- [TUS INSTRUCCIONES] Cita de forma literal todas las líneas del material que sigue, sin cambiar nada.

Registros de anotación de diseño:
▶

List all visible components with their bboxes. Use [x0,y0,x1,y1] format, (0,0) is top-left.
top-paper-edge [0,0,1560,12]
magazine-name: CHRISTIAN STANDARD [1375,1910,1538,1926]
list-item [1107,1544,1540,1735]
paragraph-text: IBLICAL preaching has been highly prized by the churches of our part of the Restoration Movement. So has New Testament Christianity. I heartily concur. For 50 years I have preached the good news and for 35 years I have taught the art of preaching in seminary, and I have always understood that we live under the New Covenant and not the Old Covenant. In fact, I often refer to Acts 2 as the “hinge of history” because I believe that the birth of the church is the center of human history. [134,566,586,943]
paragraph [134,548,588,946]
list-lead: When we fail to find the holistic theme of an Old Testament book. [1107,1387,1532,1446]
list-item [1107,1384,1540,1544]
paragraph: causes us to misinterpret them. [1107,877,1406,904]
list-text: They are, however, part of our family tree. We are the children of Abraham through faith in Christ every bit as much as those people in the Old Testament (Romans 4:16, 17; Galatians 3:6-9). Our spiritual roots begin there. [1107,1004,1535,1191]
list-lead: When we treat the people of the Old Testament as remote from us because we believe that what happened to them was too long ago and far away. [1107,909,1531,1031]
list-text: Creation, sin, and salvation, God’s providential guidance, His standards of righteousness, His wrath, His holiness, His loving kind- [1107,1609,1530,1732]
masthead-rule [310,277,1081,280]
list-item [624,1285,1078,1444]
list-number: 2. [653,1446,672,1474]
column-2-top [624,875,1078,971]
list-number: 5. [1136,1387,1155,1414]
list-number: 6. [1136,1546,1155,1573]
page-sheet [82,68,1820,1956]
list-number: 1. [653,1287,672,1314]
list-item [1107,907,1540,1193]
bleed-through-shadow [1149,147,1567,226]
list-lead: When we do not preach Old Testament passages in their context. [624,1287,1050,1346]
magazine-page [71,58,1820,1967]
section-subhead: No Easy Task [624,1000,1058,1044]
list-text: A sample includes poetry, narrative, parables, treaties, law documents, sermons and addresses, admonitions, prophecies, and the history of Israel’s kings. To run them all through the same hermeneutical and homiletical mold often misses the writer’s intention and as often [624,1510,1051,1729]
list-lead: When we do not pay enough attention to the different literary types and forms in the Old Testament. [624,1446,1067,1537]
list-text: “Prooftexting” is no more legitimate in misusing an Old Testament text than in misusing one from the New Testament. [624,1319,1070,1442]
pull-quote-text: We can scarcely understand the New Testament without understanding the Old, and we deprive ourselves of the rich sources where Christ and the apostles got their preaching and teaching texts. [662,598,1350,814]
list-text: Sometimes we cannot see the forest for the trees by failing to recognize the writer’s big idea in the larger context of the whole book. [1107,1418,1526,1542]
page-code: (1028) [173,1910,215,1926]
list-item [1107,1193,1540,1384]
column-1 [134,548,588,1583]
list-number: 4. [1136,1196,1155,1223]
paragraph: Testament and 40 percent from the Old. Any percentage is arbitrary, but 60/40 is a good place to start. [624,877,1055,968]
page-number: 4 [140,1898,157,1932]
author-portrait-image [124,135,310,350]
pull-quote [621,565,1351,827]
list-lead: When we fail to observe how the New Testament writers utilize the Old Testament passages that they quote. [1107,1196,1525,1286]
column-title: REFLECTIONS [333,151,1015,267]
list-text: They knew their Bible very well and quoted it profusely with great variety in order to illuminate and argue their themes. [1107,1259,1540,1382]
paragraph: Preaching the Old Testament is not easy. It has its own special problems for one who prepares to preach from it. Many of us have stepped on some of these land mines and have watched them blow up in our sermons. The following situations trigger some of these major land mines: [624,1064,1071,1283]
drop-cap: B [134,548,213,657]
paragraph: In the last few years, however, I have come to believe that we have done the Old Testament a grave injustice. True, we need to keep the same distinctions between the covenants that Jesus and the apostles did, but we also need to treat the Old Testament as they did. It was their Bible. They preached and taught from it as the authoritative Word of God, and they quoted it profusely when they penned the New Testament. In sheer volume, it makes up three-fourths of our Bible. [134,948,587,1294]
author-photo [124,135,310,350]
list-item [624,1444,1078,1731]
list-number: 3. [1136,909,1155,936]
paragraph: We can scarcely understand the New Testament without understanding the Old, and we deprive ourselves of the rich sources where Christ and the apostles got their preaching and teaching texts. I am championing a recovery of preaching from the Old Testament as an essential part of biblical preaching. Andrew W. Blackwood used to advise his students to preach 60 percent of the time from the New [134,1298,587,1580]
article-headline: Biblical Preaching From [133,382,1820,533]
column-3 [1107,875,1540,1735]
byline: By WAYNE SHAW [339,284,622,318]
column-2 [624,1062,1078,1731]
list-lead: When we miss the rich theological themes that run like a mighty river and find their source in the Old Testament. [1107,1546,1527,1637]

◀

- [RESPUESTA DEL EJERCICIO]
List all visible components with their bboxes. Use [x0,y0,x1,y1] format, (0,0) is top-left.
top-paper-edge [0,0,1560,12]
magazine-name: CHRISTIAN STANDARD [1375,1910,1538,1926]
list-item [1107,1544,1540,1735]
paragraph-text: IBLICAL preaching has been highly prized by the churches of our part of the Restoration Movement. So has New Testament Christianity. I heartily concur. For 50 years I have preached the good news and for 35 years I have taught the art of preaching in seminary, and I have always understood that we live under the New Covenant and not the Old Covenant. In fact, I often refer to Acts 2 as the “hinge of history” because I believe that the birth of the church is the center of human history. [134,566,586,943]
paragraph [134,548,588,946]
list-lead: When we fail to find the holistic theme of an Old Testament book. [1107,1387,1532,1446]
list-item [1107,1384,1540,1544]
paragraph: causes us to misinterpret them. [1107,877,1406,904]
list-text: They are, however, part of our family tree. We are the children of Abraham through faith in Christ every bit as much as those people in the Old Testament (Romans 4:16, 17; Galatians 3:6-9). Our spiritual roots begin there. [1107,1004,1535,1191]
list-lead: When we treat the people of the Old Testament as remote from us because we believe that what happened to them was too long ago and far away. [1107,909,1531,1031]
list-text: Creation, sin, and salvation, God’s providential guidance, His standards of righteousness, His wrath, His holiness, His loving kind- [1107,1609,1530,1732]
masthead-rule [310,277,1081,280]
list-item [624,1285,1078,1444]
list-number: 2. [653,1446,672,1474]
column-2-top [624,875,1078,971]
list-number: 5. [1136,1387,1155,1414]
list-number: 6. [1136,1546,1155,1573]
page-sheet [82,68,1820,1956]
list-number: 1. [653,1287,672,1314]
list-item [1107,907,1540,1193]
bleed-through-shadow [1149,147,1567,226]
list-lead: When we do not preach Old Testament passages in their context. [624,1287,1050,1346]
magazine-page [71,58,1820,1967]
section-subhead: No Easy Task [624,1000,1058,1044]
list-text: A sample includes poetry, narrative, parables, treaties, law documents, sermons and addresses, admonitions, prophecies, and the history of Israel’s kings. To run them all through the same hermeneutical and homiletical mold often misses the writer’s intention and as often [624,1510,1051,1729]
list-lead: When we do not pay enough attention to the different literary types and forms in the Old Testament. [624,1446,1067,1537]
list-text: “Prooftexting” is no more legitimate in misusing an Old Testament text than in misusing one from the New Testament. [624,1319,1070,1442]
pull-quote-text: We can scarcely understand the New Testament without understanding the Old, and we deprive ourselves of the rich sources where Christ and the apostles got their preaching and teaching texts. [662,598,1350,814]
list-text: Sometimes we cannot see the forest for the trees by failing to recognize the writer’s big idea in the larger context of the whole book. [1107,1418,1526,1542]
page-code: (1028) [173,1910,215,1926]
list-item [1107,1193,1540,1384]
column-1 [134,548,588,1583]
list-number: 4. [1136,1196,1155,1223]
paragraph: Testament and 40 percent from the Old. Any percentage is arbitrary, but 60/40 is a good place to start. [624,877,1055,968]
page-number: 4 [140,1898,157,1932]
author-portrait-image [124,135,310,350]
pull-quote [621,565,1351,827]
list-lead: When we fail to observe how the New Testament writers utilize the Old Testament passages that they quote. [1107,1196,1525,1286]
column-title: REFLECTIONS [333,151,1015,267]
list-text: They knew their Bible very well and quoted it profusely with great variety in order to illuminate and argue their themes. [1107,1259,1540,1382]
paragraph: Preaching the Old Testament is not easy. It has its own special problems for one who prepares to preach from it. Many of us have stepped on some of these land mines and have watched them blow up in our sermons. The following situations trigger some of these major land mines: [624,1064,1071,1283]
drop-cap: B [134,548,213,657]
paragraph: In the last few years, however, I have come to believe that we have done the Old Testament a grave injustice. True, we need to keep the same distinctions between the covenants that Jesus and the apostles did, but we also need to treat the Old Testament as they did. It was their Bible. They preached and taught from it as the authoritative Word of God, and they quoted it profusely when they penned the New Testament. In sheer volume, it makes up three-fourths of our Bible. [134,948,587,1294]
author-photo [124,135,310,350]
list-item [624,1444,1078,1731]
list-number: 3. [1136,909,1155,936]
paragraph: We can scarcely understand the New Testament without understanding the Old, and we deprive ourselves of the rich sources where Christ and the apostles got their preaching and teaching texts. I am championing a recovery of preaching from the Old Testament as an essential part of biblical preaching. Andrew W. Blackwood used to advise his students to preach 60 percent of the time from the New [134,1298,587,1580]
article-headline: Biblical Preaching From [133,382,1820,533]
column-3 [1107,875,1540,1735]
byline: By WAYNE SHAW [339,284,622,318]
column-2 [624,1062,1078,1731]
list-lead: When we miss the rich theological themes that run like a mighty river and find their source in the Old Testament. [1107,1546,1527,1637]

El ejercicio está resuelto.